■ Tarefas:
• A. Reproduza o trecho do relato sobre a fila do mercado começando em "Entreouvidos às 12h" e terminando em "ao contrário junto.", trocando "cerveja" por "refrigerante".
• B. Liste todos os itens que, segundo o relato sobre a fila do mercado, formam o "trio parada dura".
• C. Prolongue o relato sobre a fila do mercado a partir da última frase apresentada.

■ Texto apresentado:
++++++++++

Autora: Carolina Costa

Entreouvidos às 12h na fila do mercado à esquina de casa: homem jovem, sujo de tinta e gesso, põe 4 latões de cerveja no balcão do caixa.

– Não tem sacola mais escura, não?

A caixa, com algum sorriso de meia boca e sem nenhuma resistência , responde:

– Não tem. Vc pode colocar a caixa da cerveja ao contrário junto.

Homem:

– Não. Já “rodei” de outra vez que fiz isso. Então põe duas sacolas?

Não fui ao mercado de forma muito diferente deste homem. Tinha ido ao mercado comprar um chocolate para ir comendo no carro ao longo do trânsito para o trabalho. Peguei a menos de 1 metro do caixa, não gastei muito tempo, nem aquele necessário para deliberar se era aquilo mesmo que precisava. Os doces estavam próximos da geladeira onde ficavam as bebidas alcoólicas, que, por sua vez, ficavam do lado dos produtos de tabaco sem propaganda. Todos os integrantes do “trio parada dura” (tabaco, álcool e açúcar) em frente ao caixa para aqueles que querem aliviar o desprazer no impulso.

++++++++++

■ Material fornecido:
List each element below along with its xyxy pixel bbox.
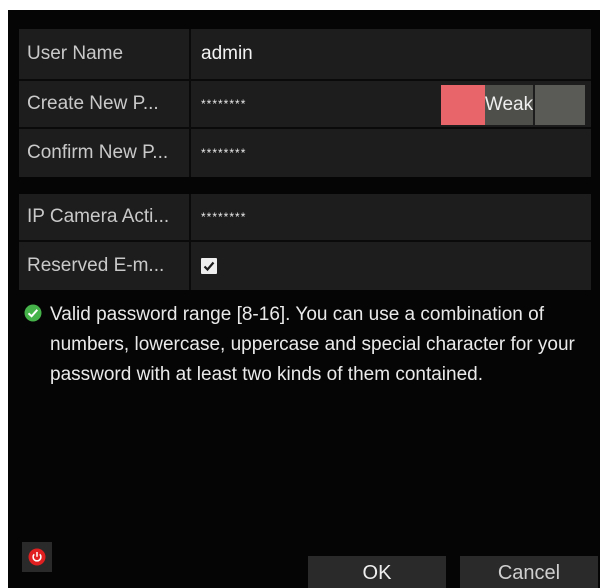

++++++++++

■ Respostas do exercício:
• A.
Entreouvidos às 12h na fila do mercado à esquina de casa: homem jovem, sujo de tinta e gesso, põe 4 latões de refrigerante no balcão do caixa.

– Não tem sacola mais escura, não?

A caixa, com algum sorriso de meia boca e sem nenhuma resistência , responde:

– Não tem. Vc pode colocar a caixa da refrigerante ao contrário junto.

• B. tabaco, álcool, açúcar

• C.
Naquele exato momento, a única diferença entre mim e o homem parecia apenas um metro a mais para o lado esquerdo, onde tinha a geladeira.  Ambos escolhendo uma válvula de escape a seu modo. A partir daí, entretanto, era bem diferente, vidas totalmente opostas. Ele carregaria pedra várias vezes como um Sísifo piorado, descoordenado pela bebida alcoólica, consolidando a profecia que se autorrealiza: ladeira abaixo. Já eu atenderia no ar condicionado, ou seja, Sísifo chegaria no cume da montanha com a pedra sendo levada em rodinhas. Retrato da desigualdade de oportunidades que permite que uns alcancem e exerçam seu propósito de vida. Já outros, nunca, só restando anestesiar-se no agora. Neste caso, com álcool.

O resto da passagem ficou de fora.